Exercise description - The word "values" may appear in some of the lines below. State how many lines contain it, and write only that number.

Source records:
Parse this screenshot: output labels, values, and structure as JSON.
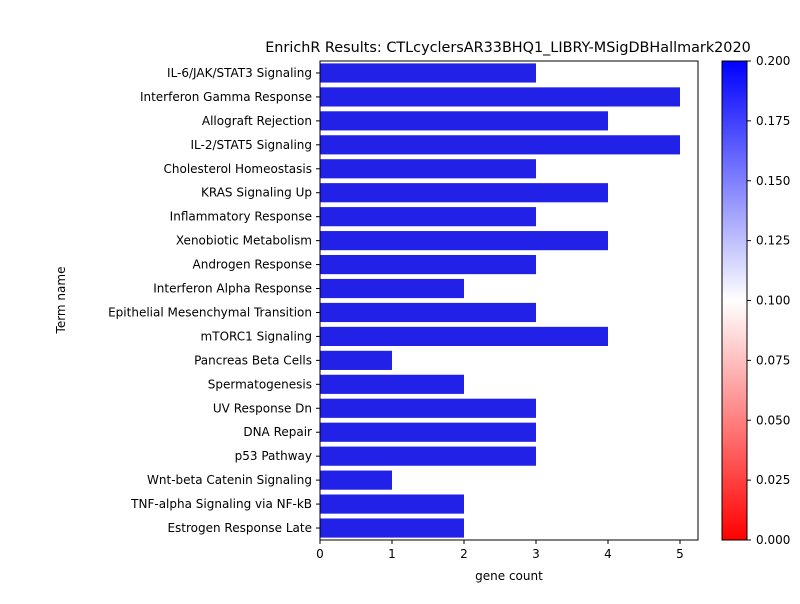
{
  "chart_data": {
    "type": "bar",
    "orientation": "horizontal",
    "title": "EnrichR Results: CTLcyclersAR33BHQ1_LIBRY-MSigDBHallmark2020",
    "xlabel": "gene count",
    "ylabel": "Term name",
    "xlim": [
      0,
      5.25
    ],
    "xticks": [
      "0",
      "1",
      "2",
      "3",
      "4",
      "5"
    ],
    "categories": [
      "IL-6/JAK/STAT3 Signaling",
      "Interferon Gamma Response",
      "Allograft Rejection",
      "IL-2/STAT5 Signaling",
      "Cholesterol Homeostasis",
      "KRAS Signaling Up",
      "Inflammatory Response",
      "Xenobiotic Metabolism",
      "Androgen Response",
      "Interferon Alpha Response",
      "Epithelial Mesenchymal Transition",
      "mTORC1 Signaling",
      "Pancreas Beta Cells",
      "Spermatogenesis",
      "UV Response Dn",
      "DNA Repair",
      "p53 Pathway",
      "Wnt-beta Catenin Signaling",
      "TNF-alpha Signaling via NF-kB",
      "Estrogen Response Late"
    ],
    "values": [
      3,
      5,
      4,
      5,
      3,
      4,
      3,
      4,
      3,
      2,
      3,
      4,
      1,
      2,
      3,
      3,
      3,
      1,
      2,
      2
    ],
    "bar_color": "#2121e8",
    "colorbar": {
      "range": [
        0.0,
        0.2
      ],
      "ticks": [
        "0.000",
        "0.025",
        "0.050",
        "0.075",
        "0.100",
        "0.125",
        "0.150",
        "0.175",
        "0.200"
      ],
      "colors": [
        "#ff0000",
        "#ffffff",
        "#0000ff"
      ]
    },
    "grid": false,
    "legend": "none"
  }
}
--
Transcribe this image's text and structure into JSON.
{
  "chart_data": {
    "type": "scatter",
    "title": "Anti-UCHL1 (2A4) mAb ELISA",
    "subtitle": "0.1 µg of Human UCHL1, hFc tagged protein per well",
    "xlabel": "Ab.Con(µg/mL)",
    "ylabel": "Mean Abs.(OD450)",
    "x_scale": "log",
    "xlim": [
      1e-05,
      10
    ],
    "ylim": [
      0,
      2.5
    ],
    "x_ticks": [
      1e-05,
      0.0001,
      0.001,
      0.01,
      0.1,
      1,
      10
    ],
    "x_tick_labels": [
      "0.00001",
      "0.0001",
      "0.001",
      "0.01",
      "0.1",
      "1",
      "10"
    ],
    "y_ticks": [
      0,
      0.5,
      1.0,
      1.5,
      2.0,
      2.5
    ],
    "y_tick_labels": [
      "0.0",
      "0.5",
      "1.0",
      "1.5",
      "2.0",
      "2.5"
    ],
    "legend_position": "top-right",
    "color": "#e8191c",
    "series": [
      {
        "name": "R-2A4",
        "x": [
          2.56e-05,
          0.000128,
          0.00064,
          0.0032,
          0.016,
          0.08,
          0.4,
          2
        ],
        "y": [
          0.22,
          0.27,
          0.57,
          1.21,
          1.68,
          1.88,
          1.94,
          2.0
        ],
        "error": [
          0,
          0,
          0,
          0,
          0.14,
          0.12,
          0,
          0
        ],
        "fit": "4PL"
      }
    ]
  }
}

Answer to this task - 2